**Requirement**.
Reproduce the listing below in full and exactly; no pictures belong in the copy.
[Opening Given information section]
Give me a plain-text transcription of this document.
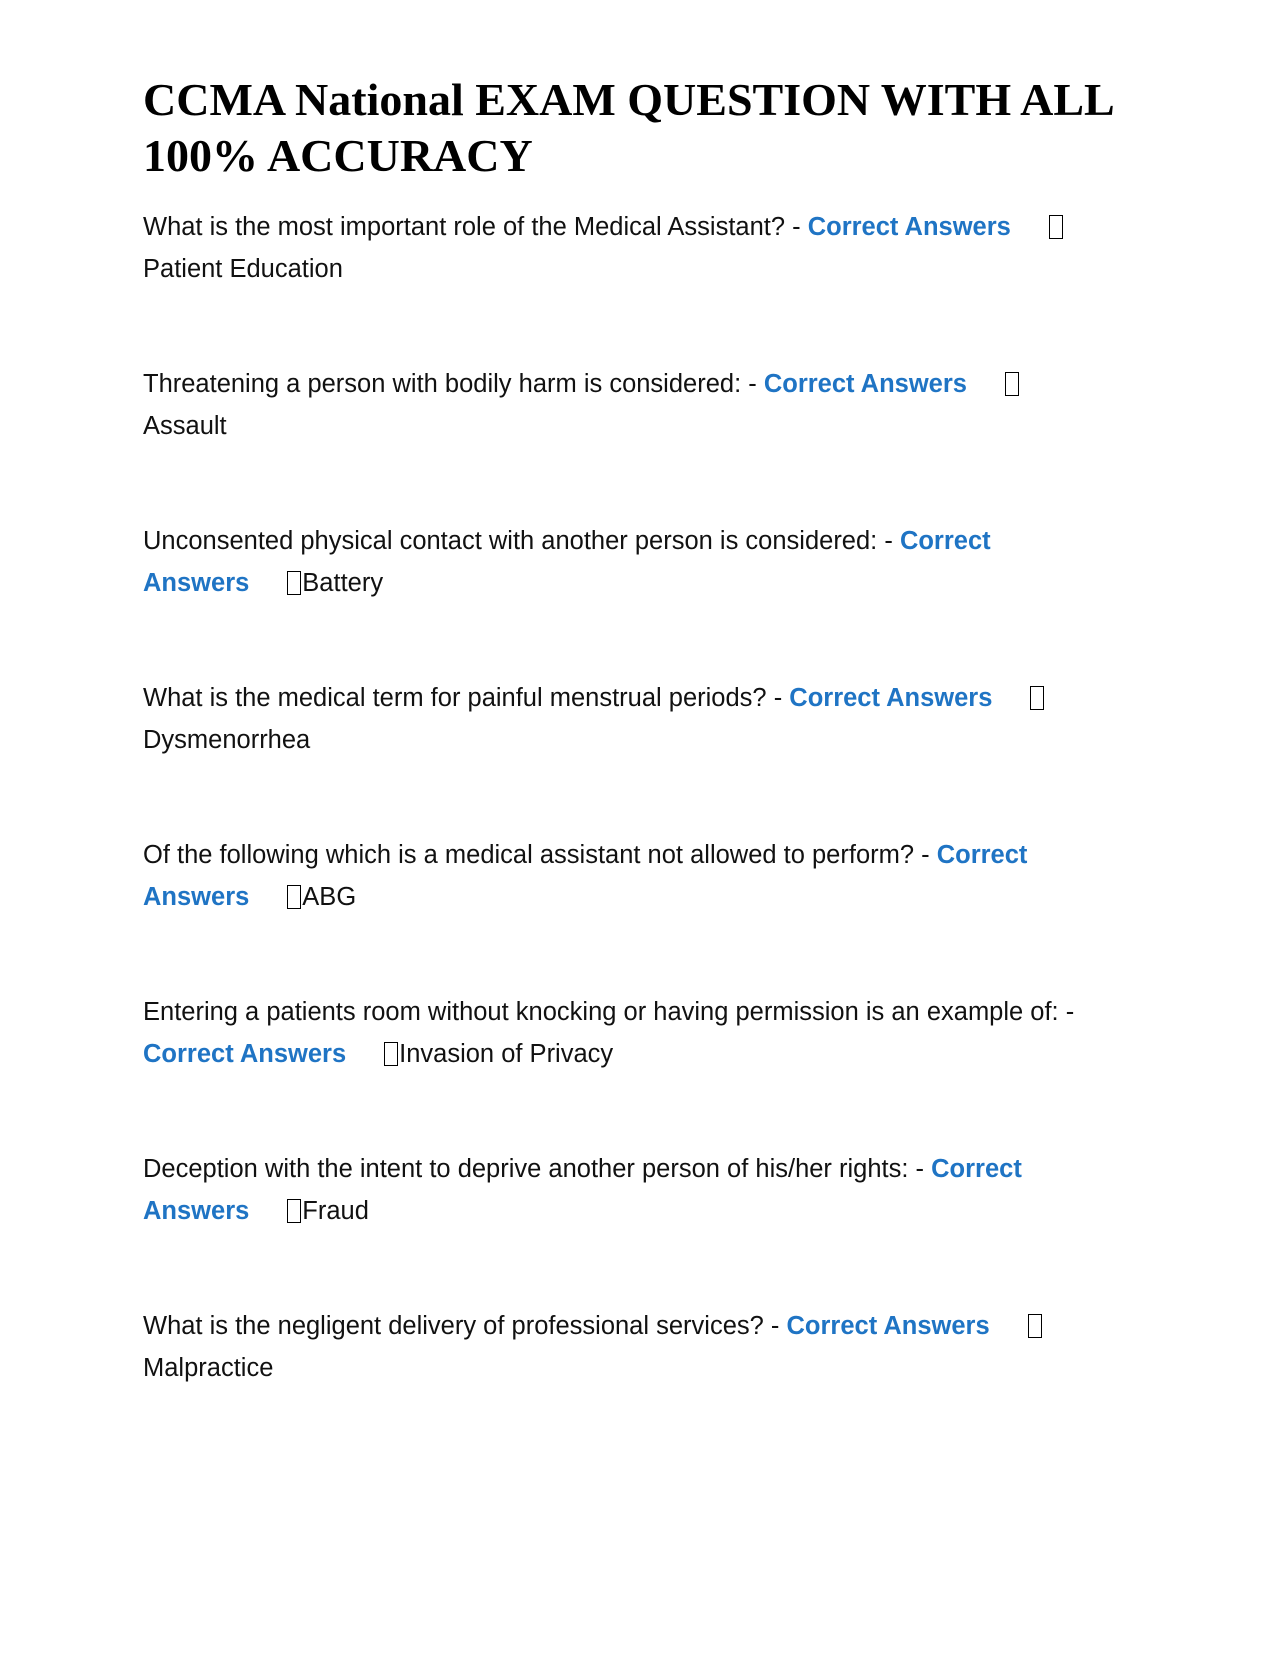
CCMA National EXAM QUESTION WITH ALL 100% ACCURACY

What is the most important role of the Medical Assistant? - Correct AnswersPatient Education

Threatening a person with bodily harm is considered: - Correct AnswersAssault

Unconsented physical contact with another person is considered: - Correct Answers Battery

What is the medical term for painful menstrual periods? - Correct AnswersDysmenorrhea

Of the following which is a medical assistant not allowed to perform? - Correct Answers ABG

Entering a patients room without knocking or having permission is an example of: - Correct Answers Invasion of Privacy

Deception with the intent to deprive another person of his/her rights: - Correct Answers Fraud

What is the negligent delivery of professional services? - Correct AnswersMalpractice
[Closing Given information section]
**Answer to this task**.
Give me a plain-text transcription of this document.
CCMA National EXAM QUESTION WITH ALL 100% ACCURACY

What is the most important role of the Medical Assistant? - Correct AnswersPatient Education

Threatening a person with bodily harm is considered: - Correct AnswersAssault

Unconsented physical contact with another person is considered: - Correct Answers Battery

What is the medical term for painful menstrual periods? - Correct AnswersDysmenorrhea

Of the following which is a medical assistant not allowed to perform? - Correct Answers ABG

Entering a patients room without knocking or having permission is an example of: - Correct Answers Invasion of Privacy

Deception with the intent to deprive another person of his/her rights: - Correct Answers Fraud

What is the negligent delivery of professional services? - Correct AnswersMalpractice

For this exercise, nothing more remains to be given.